### Request
Would you retype all of these records exactly?

### Data entries
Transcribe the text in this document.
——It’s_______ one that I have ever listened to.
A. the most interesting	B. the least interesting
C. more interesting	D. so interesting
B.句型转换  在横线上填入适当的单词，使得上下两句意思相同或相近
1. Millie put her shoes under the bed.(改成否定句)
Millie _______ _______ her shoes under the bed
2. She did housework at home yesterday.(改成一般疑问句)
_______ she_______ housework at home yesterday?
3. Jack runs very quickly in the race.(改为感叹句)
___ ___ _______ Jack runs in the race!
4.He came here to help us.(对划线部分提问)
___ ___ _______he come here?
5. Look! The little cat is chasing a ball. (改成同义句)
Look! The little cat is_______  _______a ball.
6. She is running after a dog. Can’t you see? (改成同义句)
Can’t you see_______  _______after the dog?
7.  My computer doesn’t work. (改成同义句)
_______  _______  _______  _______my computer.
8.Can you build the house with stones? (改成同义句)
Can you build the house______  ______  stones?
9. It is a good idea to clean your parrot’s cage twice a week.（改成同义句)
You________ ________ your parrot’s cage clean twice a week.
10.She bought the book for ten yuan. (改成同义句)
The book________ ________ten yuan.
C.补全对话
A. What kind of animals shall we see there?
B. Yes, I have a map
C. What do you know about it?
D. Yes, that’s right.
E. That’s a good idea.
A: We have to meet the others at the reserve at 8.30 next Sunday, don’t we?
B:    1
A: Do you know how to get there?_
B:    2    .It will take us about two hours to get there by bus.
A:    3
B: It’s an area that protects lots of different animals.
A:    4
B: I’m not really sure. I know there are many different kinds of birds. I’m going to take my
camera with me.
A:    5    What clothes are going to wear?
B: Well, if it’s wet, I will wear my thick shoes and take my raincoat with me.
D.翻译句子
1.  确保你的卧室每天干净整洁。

### Exercise solution
Transcribe the text in this document.
——It’s_______ one that I have ever listened to.
A. the most interesting	B. the least interesting
C. more interesting	D. so interesting
B.句型转换  在横线上填入适当的单词，使得上下两句意思相同或相近
1. Millie put her shoes under the bed.(改成否定句)
Millie _______ _______ her shoes under the bed
2. She did housework at home yesterday.(改成一般疑问句)
_______ she_______ housework at home yesterday?
3. Jack runs very quickly in the race.(改为感叹句)
___ ___ _______ Jack runs in the race!
4.He came here to help us.(对划线部分提问)
___ ___ _______he come here?
5. Look! The little cat is chasing a ball. (改成同义句)
Look! The little cat is_______  _______a ball.
6. She is running after a dog. Can’t you see? (改成同义句)
Can’t you see_______  _______after the dog?
7.  My computer doesn’t work. (改成同义句)
_______  _______  _______  _______my computer.
8.Can you build the house with stones? (改成同义句)
Can you build the house______  ______  stones?
9. It is a good idea to clean your parrot’s cage twice a week.（改成同义句)
You________ ________ your parrot’s cage clean twice a week.
10.She bought the book for ten yuan. (改成同义句)
The book________ ________ten yuan.
C.补全对话
A. What kind of animals shall we see there?
B. Yes, I have a map
C. What do you know about it?
D. Yes, that’s right.
E. That’s a good idea.
A: We have to meet the others at the reserve at 8.30 next Sunday, don’t we?
B:    1
A: Do you know how to get there?_
B:    2    .It will take us about two hours to get there by bus.
A:    3
B: It’s an area that protects lots of different animals.
A:    4
B: I’m not really sure. I know there are many different kinds of birds. I’m going to take my
camera with me.
A:    5    What clothes are going to wear?
B: Well, if it’s wet, I will wear my thick shoes and take my raincoat with me.
D.翻译句子
1.  确保你的卧室每天干净整洁。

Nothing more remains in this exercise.